- _Exercise aim_
Gather all lines containing the string "Ocean" and copy them out.

(Records)

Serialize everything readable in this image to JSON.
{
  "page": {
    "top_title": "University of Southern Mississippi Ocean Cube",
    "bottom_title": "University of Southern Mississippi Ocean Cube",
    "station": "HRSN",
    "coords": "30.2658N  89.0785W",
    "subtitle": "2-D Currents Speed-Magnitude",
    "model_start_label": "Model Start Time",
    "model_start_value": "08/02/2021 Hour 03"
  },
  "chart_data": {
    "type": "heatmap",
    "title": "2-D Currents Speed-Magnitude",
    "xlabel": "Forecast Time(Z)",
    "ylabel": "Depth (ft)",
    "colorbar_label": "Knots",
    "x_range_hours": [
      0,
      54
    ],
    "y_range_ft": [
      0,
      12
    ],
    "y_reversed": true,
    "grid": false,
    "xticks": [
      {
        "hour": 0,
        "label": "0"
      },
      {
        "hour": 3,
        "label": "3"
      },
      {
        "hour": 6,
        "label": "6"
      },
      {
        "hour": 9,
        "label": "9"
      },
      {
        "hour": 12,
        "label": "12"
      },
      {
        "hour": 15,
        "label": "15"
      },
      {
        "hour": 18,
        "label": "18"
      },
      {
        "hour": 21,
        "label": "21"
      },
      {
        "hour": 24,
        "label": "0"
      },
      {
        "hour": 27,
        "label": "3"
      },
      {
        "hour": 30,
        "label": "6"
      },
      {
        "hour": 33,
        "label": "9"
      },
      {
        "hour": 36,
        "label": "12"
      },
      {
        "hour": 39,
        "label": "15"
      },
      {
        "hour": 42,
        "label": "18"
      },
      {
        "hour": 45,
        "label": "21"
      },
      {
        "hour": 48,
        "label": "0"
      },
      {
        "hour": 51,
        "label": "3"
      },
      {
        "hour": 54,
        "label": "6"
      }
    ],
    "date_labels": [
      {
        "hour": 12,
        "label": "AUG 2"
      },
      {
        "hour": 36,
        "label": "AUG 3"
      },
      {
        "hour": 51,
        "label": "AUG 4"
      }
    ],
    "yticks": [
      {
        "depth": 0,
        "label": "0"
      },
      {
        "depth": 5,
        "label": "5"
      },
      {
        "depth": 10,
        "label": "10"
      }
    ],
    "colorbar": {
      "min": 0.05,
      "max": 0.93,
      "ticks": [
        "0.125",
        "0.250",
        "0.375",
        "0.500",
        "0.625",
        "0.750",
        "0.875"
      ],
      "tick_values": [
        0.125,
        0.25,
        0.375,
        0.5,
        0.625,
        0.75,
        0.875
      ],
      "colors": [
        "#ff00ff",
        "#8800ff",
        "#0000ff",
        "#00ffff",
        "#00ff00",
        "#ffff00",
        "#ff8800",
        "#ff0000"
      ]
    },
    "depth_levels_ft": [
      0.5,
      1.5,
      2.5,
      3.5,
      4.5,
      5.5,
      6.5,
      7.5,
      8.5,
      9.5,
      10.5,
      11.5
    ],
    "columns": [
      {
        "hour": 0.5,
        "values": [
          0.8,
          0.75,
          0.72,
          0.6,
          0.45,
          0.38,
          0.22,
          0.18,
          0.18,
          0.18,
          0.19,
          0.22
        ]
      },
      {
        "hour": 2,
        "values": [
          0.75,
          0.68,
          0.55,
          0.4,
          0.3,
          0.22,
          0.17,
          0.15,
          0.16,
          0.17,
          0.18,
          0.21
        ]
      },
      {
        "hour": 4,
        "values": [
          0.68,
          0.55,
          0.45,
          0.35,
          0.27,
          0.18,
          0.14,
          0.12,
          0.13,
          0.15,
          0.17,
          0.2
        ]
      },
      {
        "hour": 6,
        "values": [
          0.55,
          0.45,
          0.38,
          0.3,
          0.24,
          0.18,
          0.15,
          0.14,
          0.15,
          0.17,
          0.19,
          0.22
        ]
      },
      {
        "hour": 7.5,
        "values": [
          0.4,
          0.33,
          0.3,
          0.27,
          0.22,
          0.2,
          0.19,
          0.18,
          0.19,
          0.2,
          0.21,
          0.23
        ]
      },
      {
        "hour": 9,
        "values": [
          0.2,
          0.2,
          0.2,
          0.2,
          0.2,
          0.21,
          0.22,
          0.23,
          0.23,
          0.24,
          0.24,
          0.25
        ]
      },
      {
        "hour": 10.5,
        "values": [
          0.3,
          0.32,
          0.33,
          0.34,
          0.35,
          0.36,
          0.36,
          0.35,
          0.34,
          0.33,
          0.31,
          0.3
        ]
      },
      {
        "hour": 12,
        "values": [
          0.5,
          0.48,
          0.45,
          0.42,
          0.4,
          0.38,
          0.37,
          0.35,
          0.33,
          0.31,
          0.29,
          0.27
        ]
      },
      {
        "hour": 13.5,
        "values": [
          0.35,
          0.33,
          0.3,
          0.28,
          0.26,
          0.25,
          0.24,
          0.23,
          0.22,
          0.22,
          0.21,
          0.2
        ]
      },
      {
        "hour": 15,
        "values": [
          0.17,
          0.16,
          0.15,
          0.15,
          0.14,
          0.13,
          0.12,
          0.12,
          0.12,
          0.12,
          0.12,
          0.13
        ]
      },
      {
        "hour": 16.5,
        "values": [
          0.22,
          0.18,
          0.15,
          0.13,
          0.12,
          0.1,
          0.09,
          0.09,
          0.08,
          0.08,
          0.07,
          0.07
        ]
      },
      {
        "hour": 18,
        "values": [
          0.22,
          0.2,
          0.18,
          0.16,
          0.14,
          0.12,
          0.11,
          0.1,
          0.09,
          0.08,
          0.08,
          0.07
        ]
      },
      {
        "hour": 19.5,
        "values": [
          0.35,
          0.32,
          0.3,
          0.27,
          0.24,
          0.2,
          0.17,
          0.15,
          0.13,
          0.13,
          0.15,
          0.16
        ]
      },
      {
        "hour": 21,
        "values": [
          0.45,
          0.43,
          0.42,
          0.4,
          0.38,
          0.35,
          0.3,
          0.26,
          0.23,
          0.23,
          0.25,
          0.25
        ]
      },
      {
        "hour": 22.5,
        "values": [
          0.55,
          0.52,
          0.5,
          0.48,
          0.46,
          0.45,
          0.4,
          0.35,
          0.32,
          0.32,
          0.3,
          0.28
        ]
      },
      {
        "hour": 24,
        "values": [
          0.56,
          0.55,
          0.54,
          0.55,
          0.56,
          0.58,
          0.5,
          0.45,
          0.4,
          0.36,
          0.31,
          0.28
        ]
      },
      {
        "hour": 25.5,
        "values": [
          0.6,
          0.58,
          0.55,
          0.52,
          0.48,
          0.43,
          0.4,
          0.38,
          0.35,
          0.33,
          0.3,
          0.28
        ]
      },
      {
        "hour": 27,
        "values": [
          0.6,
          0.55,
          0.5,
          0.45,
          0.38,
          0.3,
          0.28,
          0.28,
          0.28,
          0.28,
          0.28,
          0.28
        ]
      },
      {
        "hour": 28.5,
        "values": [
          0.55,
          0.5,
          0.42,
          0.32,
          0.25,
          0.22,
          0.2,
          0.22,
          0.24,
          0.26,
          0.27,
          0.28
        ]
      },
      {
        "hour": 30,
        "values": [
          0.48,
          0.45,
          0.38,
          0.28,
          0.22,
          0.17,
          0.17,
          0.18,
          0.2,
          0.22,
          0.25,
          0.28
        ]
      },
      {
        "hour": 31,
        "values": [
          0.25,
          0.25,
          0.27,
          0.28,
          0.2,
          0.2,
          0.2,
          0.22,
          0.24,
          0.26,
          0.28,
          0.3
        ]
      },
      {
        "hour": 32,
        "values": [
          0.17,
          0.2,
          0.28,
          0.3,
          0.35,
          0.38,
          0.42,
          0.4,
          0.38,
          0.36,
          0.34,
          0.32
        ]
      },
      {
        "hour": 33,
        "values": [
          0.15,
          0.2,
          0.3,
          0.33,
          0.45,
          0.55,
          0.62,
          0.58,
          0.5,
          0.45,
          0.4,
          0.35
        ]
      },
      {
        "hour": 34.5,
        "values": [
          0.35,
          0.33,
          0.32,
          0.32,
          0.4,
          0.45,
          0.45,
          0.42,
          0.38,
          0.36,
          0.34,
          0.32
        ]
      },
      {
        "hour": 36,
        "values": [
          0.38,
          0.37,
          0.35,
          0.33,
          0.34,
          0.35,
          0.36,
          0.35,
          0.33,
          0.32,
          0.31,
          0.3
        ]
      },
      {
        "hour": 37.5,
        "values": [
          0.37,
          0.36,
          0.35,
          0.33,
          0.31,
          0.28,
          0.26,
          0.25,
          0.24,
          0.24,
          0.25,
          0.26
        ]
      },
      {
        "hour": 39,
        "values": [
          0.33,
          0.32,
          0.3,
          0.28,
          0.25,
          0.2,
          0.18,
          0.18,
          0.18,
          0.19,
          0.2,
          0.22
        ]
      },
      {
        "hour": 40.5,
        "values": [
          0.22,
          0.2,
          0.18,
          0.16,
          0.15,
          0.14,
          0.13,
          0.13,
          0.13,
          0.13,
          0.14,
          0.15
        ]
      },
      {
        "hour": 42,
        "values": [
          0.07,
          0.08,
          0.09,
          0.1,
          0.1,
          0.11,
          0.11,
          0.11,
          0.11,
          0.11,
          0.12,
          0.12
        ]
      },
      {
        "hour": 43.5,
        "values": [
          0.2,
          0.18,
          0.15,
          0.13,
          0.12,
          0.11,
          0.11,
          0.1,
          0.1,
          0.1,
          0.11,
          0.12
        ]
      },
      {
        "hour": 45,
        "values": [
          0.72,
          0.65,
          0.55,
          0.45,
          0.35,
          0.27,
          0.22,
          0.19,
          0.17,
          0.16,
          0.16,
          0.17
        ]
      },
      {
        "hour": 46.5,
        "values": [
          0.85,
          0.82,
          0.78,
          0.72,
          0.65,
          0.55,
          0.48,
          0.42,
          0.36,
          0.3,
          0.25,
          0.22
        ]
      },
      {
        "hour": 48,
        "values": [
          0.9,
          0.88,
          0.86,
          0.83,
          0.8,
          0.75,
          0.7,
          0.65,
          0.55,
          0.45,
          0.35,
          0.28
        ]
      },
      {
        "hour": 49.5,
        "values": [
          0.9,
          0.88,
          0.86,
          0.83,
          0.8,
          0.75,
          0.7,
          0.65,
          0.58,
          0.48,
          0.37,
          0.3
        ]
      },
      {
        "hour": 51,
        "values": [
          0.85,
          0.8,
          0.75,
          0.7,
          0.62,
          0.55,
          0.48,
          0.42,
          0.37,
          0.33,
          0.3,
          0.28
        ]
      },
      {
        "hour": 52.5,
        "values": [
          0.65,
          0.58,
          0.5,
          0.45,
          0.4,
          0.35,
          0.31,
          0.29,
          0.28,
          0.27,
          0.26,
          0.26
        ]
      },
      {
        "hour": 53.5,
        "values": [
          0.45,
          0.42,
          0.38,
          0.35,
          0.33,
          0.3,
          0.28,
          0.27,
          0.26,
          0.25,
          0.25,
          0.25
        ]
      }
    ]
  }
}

- _Result of this exercise_
    "top_title": "University of Southern Mississippi Ocean Cube",
    "bottom_title": "University of Southern Mississippi Ocean Cube",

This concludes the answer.